> **PROVIDED RECORDS**:
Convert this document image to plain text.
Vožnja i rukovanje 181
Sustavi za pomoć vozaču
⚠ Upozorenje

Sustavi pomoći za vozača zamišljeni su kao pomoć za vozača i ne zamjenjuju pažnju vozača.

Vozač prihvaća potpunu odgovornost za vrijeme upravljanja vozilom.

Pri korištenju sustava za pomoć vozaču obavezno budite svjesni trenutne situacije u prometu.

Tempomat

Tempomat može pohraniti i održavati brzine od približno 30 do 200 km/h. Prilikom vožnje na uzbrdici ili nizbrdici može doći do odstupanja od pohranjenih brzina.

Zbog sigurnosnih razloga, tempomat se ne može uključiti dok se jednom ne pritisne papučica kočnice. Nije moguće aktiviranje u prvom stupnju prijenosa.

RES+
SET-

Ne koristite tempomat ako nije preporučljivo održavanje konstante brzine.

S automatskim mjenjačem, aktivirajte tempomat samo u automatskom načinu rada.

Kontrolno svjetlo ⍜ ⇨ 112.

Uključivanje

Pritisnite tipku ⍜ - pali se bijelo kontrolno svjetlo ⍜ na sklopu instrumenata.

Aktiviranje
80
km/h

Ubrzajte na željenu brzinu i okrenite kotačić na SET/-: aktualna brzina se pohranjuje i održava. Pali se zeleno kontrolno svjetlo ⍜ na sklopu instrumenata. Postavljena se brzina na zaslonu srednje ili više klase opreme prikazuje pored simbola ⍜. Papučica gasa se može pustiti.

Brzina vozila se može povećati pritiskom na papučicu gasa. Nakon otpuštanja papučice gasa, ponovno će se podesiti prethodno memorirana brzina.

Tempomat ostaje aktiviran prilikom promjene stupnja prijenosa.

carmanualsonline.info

> **DIRECTIONS FOR THIS TASK**:
Answer only with how many lines in the records include "pomoć".

> **RESULT BELOW**:
3